_Task instructions_: In your copy, leave out the pictures; write out all the data exactly.

_Records for the exercise_:

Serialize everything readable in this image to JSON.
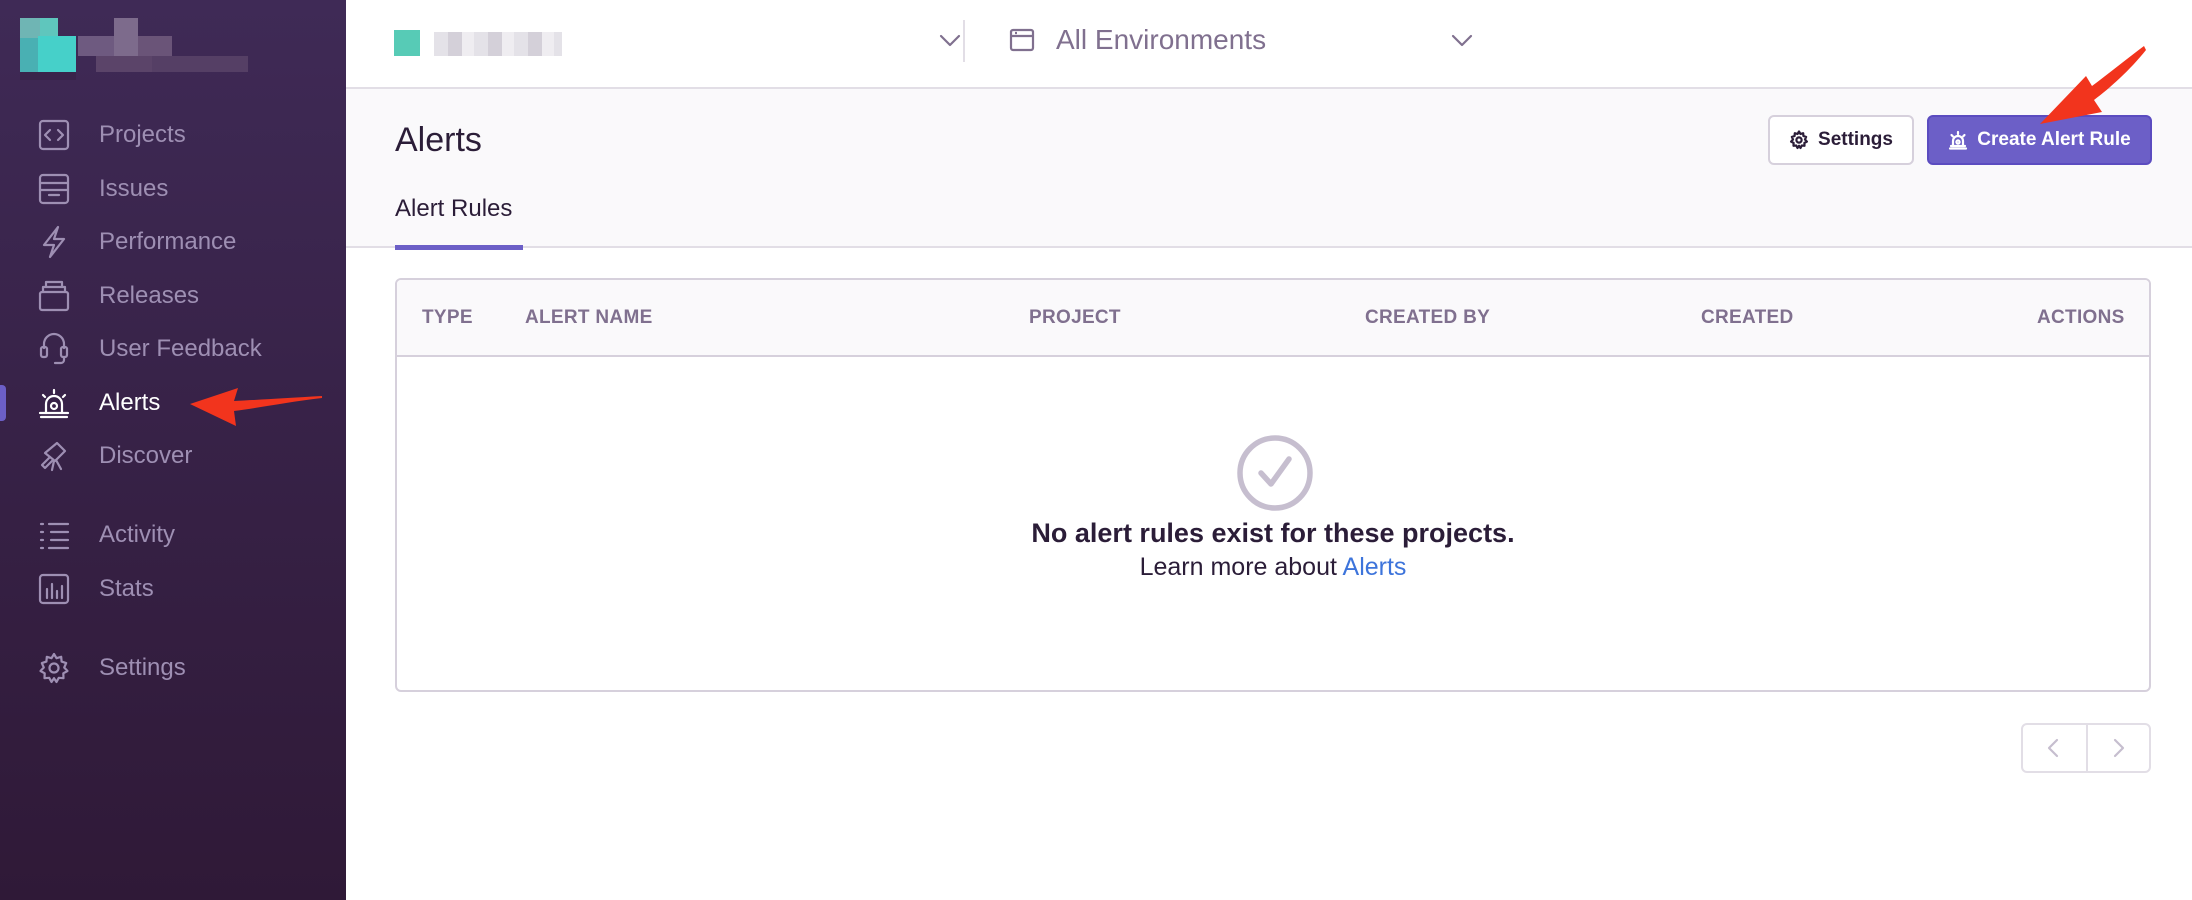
{
  "sidebar": {
    "items": [
      {
        "label": "Projects",
        "icon": "projects-icon"
      },
      {
        "label": "Issues",
        "icon": "issues-icon"
      },
      {
        "label": "Performance",
        "icon": "performance-icon"
      },
      {
        "label": "Releases",
        "icon": "releases-icon"
      },
      {
        "label": "User Feedback",
        "icon": "user-feedback-icon"
      },
      {
        "label": "Alerts",
        "icon": "alerts-icon",
        "active": true
      },
      {
        "label": "Discover",
        "icon": "discover-icon"
      },
      {
        "label": "Activity",
        "icon": "activity-icon"
      },
      {
        "label": "Stats",
        "icon": "stats-icon"
      },
      {
        "label": "Settings",
        "icon": "settings-icon"
      }
    ]
  },
  "header": {
    "environment_label": "All Environments"
  },
  "page": {
    "title": "Alerts",
    "settings_button": "Settings",
    "create_button": "Create Alert Rule",
    "tab_label": "Alert Rules"
  },
  "table": {
    "columns": [
      "TYPE",
      "ALERT NAME",
      "PROJECT",
      "CREATED BY",
      "CREATED",
      "ACTIONS"
    ],
    "empty_title": "No alert rules exist for these projects.",
    "empty_sub_prefix": "Learn more about",
    "empty_sub_link": "Alerts"
  },
  "colors": {
    "sidebar_bg": "#3f2a56",
    "accent": "#6c5fc7",
    "link": "#3d74db",
    "annotation_arrow": "#f2341d"
  }
}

_Task answer_:
Serialize everything readable in this image to JSON.
{
  "sidebar": {
    "items": [
      {
        "label": "Projects",
        "icon": "projects-icon"
      },
      {
        "label": "Issues",
        "icon": "issues-icon"
      },
      {
        "label": "Performance",
        "icon": "performance-icon"
      },
      {
        "label": "Releases",
        "icon": "releases-icon"
      },
      {
        "label": "User Feedback",
        "icon": "user-feedback-icon"
      },
      {
        "label": "Alerts",
        "icon": "alerts-icon",
        "active": true
      },
      {
        "label": "Discover",
        "icon": "discover-icon"
      },
      {
        "label": "Activity",
        "icon": "activity-icon"
      },
      {
        "label": "Stats",
        "icon": "stats-icon"
      },
      {
        "label": "Settings",
        "icon": "settings-icon"
      }
    ]
  },
  "header": {
    "environment_label": "All Environments"
  },
  "page": {
    "title": "Alerts",
    "settings_button": "Settings",
    "create_button": "Create Alert Rule",
    "tab_label": "Alert Rules"
  },
  "table": {
    "columns": [
      "TYPE",
      "ALERT NAME",
      "PROJECT",
      "CREATED BY",
      "CREATED",
      "ACTIONS"
    ],
    "empty_title": "No alert rules exist for these projects.",
    "empty_sub_prefix": "Learn more about",
    "empty_sub_link": "Alerts"
  },
  "colors": {
    "sidebar_bg": "#3f2a56",
    "accent": "#6c5fc7",
    "link": "#3d74db",
    "annotation_arrow": "#f2341d"
  }
}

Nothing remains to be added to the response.